> [Challenge]:
Locate the string "thumbs" in the records below. Copy every line where it occurs.
=== Data provided ===
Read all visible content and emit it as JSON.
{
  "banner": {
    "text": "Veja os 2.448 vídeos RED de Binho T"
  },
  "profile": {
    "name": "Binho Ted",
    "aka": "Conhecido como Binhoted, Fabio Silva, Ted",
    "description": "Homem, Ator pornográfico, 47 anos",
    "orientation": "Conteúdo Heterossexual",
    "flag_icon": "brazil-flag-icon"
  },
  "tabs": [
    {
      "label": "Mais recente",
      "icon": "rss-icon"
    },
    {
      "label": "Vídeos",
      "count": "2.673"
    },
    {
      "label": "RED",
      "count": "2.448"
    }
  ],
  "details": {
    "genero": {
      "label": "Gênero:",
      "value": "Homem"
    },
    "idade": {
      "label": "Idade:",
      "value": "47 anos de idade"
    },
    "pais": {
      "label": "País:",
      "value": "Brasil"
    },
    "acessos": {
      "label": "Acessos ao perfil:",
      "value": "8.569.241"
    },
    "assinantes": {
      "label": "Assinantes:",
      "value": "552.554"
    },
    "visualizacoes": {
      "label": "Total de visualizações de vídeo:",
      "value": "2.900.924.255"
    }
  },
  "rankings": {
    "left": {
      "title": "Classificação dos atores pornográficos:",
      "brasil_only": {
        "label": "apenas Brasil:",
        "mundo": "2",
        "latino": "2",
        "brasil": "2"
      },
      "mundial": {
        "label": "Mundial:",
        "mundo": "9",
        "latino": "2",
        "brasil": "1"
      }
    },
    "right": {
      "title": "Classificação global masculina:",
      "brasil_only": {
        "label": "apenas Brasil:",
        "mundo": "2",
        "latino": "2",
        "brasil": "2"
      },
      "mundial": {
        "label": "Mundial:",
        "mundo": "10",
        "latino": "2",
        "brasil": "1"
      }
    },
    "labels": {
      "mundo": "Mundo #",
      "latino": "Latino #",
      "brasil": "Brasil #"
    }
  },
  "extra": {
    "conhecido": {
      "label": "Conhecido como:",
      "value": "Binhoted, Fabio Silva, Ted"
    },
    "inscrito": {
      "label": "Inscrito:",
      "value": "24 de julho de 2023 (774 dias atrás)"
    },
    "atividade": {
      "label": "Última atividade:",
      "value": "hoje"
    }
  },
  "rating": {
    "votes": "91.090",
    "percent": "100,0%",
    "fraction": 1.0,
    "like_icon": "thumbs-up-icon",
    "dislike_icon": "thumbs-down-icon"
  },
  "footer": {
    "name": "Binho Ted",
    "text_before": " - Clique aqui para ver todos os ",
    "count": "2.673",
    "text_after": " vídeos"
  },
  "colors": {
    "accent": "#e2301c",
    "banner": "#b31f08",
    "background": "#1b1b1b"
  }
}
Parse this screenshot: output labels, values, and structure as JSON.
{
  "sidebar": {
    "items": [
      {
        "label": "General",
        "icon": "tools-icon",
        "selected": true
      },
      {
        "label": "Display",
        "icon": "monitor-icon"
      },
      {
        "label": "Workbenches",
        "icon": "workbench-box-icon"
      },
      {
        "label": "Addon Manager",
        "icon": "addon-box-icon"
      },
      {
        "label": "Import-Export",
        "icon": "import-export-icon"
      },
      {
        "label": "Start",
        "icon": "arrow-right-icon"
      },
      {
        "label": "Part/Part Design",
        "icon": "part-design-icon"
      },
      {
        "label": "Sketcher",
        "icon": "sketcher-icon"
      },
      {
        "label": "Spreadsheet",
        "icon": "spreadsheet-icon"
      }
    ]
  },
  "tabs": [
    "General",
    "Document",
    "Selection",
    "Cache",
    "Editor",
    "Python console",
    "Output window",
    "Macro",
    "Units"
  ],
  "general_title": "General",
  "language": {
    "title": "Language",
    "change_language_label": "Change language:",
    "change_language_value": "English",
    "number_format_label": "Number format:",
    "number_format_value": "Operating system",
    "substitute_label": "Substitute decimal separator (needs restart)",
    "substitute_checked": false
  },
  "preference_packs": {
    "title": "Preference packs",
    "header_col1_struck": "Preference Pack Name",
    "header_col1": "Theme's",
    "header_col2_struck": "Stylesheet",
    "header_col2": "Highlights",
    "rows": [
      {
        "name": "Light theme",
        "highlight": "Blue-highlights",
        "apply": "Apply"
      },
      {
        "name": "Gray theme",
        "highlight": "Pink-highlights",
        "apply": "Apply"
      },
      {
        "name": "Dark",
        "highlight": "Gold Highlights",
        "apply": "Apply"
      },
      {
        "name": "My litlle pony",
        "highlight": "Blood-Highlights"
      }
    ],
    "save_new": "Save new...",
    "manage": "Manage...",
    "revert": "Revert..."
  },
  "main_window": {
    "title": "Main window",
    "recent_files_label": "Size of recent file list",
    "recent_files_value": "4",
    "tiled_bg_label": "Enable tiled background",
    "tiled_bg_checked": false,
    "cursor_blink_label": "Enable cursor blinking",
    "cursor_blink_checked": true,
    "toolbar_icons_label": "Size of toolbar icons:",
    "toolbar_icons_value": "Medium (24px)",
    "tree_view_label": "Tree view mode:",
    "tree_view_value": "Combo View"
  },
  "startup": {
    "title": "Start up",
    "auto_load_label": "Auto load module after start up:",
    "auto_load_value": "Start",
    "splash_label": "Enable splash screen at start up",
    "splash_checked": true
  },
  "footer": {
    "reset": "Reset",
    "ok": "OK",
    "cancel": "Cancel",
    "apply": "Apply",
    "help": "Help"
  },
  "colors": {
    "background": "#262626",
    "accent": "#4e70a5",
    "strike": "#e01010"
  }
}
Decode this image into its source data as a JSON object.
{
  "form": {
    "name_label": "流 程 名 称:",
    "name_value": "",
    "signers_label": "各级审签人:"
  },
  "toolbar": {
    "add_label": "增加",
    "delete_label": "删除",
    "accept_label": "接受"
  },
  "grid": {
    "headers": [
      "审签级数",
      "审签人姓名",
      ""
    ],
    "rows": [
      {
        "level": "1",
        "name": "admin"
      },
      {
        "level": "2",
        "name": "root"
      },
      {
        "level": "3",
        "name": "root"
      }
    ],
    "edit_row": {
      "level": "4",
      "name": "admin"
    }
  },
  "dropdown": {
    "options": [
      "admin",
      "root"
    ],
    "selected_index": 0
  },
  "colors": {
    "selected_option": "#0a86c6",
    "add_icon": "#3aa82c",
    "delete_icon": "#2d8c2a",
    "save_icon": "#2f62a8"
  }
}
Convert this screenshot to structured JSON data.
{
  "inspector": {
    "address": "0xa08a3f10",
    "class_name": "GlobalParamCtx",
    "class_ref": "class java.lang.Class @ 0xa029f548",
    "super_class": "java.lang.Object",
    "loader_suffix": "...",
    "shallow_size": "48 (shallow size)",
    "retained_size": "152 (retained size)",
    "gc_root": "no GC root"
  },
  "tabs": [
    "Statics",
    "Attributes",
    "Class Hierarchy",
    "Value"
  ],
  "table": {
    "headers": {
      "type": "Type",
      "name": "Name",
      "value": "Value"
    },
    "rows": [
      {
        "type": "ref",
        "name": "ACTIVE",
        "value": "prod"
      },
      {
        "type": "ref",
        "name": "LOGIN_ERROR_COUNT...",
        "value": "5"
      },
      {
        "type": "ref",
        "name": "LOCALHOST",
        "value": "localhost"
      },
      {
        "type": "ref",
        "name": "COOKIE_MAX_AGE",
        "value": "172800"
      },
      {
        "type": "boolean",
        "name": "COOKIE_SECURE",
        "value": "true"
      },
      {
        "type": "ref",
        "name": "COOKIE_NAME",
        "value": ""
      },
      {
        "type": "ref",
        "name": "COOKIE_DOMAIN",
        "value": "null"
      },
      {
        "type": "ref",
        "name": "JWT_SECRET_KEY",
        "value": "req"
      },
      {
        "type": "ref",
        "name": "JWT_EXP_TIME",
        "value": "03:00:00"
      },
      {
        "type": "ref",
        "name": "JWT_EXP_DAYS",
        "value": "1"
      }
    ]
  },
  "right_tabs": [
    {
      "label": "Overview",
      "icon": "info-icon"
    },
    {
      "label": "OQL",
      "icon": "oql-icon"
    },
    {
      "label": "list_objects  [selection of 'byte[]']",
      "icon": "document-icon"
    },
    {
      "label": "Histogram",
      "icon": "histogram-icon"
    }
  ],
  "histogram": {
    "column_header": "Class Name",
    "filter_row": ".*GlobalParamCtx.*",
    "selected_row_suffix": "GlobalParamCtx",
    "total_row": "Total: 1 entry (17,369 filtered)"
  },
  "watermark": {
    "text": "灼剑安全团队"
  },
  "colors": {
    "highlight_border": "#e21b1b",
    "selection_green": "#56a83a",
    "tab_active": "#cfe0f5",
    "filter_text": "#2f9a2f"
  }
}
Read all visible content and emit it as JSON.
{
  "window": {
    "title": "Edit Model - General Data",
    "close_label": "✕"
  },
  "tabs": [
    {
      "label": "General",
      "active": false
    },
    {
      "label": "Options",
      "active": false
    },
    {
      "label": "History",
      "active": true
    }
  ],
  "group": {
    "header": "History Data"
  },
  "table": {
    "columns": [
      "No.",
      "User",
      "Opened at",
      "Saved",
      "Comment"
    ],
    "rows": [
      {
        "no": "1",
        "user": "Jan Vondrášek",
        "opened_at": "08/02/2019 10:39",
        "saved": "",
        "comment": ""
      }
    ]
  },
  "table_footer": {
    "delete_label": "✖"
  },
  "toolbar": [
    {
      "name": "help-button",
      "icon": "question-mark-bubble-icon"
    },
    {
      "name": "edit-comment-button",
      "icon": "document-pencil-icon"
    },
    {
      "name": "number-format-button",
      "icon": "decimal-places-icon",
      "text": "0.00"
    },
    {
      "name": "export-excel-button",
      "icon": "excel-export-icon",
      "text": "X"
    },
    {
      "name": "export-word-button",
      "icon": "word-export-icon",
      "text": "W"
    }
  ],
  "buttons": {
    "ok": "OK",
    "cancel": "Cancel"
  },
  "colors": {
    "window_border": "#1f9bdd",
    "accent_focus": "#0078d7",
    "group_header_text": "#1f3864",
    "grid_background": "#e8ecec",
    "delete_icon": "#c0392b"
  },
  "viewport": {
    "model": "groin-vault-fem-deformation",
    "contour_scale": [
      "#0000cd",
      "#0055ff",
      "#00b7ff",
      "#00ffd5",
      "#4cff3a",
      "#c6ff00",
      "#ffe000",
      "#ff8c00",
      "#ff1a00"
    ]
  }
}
===
> [Written response]:
    "like_icon": "thumbs-up-icon",
    "dislike_icon": "thumbs-down-icon"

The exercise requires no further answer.